What is asked: Pull every line holding the string "other" from the records below.

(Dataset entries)

• • • • • • •

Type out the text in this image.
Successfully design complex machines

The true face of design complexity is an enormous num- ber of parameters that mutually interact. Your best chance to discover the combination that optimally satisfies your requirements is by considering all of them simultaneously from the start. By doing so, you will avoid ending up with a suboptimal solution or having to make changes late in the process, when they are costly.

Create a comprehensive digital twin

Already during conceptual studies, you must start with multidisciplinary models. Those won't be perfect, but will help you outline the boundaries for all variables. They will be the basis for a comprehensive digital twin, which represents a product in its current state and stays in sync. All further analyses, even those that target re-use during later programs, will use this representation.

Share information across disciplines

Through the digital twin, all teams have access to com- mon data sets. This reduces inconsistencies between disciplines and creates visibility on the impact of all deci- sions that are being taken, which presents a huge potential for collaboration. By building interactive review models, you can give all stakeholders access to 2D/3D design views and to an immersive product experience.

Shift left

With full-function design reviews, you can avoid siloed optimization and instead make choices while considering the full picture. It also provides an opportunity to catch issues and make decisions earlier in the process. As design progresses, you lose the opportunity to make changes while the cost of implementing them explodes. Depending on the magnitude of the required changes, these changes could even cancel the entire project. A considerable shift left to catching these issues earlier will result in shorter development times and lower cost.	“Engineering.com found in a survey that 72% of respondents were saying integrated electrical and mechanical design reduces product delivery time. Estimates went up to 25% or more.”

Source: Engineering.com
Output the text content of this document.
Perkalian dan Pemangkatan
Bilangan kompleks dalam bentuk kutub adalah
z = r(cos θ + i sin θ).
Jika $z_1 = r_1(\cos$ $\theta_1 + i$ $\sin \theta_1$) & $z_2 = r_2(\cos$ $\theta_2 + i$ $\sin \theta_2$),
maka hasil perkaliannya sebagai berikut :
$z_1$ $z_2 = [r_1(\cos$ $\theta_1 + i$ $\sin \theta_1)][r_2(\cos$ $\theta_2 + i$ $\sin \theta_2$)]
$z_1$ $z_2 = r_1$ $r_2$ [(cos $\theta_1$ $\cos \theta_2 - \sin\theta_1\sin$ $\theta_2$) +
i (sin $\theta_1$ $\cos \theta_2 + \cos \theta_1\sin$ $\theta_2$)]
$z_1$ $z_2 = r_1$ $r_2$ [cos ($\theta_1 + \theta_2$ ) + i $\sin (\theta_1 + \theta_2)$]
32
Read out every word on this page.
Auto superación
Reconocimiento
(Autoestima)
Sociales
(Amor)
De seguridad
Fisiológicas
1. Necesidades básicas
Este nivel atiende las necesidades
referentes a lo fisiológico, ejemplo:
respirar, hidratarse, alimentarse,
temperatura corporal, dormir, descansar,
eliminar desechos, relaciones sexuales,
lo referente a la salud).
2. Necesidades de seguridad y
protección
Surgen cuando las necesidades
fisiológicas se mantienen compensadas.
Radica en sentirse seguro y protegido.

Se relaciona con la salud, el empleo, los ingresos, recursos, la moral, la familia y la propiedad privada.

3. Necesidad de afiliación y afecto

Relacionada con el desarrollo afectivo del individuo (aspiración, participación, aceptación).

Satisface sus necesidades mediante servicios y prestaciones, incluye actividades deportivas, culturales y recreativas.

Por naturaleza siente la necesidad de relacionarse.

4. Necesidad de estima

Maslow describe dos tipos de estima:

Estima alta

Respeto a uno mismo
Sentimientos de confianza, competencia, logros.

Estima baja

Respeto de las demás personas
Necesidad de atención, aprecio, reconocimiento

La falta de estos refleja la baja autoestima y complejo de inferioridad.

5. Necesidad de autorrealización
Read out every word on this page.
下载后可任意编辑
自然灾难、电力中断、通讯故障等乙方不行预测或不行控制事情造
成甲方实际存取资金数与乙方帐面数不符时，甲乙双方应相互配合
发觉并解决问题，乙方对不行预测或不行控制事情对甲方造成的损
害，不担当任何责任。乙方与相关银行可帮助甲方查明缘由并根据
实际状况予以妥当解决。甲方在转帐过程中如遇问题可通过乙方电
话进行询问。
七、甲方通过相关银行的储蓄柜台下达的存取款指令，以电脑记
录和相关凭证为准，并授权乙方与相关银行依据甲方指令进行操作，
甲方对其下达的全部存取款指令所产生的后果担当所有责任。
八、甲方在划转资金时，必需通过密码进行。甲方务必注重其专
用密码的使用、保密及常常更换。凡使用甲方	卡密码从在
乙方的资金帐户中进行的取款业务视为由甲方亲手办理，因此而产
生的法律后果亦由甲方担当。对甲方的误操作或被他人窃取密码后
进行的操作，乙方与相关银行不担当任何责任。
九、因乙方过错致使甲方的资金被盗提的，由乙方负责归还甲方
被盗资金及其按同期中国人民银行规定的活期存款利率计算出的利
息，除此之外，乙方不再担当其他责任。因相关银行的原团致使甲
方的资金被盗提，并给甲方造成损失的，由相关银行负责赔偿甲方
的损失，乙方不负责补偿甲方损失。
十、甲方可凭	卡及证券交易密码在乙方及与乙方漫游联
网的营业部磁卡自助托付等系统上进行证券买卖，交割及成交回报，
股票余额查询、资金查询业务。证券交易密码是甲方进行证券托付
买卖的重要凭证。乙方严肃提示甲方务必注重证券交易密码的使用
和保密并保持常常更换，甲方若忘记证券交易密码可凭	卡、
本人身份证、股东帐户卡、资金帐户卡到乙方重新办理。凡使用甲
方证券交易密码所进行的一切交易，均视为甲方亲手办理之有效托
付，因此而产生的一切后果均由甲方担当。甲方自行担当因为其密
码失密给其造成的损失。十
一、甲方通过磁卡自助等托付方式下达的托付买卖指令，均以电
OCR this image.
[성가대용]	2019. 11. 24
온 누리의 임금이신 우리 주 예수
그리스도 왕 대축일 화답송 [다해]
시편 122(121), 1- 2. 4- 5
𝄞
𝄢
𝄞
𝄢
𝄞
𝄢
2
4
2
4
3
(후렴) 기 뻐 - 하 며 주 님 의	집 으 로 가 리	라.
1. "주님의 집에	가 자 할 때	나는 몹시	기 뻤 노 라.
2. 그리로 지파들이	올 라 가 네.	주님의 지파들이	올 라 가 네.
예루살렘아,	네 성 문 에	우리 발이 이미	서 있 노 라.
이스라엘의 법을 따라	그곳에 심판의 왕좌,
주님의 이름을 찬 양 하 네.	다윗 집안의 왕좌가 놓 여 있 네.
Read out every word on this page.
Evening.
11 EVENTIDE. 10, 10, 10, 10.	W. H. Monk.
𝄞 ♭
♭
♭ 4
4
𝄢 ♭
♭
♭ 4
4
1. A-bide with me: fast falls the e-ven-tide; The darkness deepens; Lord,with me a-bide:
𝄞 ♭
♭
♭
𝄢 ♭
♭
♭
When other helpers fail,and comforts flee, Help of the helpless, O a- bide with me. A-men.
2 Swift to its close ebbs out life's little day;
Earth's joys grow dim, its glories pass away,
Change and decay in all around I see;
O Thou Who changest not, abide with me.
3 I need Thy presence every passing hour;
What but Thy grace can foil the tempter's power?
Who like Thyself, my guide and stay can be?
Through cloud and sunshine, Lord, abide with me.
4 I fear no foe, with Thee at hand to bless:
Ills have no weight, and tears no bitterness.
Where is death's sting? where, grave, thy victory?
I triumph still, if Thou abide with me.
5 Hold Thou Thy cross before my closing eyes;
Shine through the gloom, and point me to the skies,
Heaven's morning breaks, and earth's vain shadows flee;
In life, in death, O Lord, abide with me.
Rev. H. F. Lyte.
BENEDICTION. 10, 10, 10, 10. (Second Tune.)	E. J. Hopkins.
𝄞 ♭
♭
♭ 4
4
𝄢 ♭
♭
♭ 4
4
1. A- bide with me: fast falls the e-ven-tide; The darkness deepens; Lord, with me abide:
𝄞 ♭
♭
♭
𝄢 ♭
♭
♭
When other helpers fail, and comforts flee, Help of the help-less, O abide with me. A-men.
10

• • • • • • •

Task solution:
When other helpers fail,and comforts flee, Help of the helpless, O a- bide with me. A-men.
When other helpers fail, and comforts flee, Help of the help-less, O abide with me. A-men.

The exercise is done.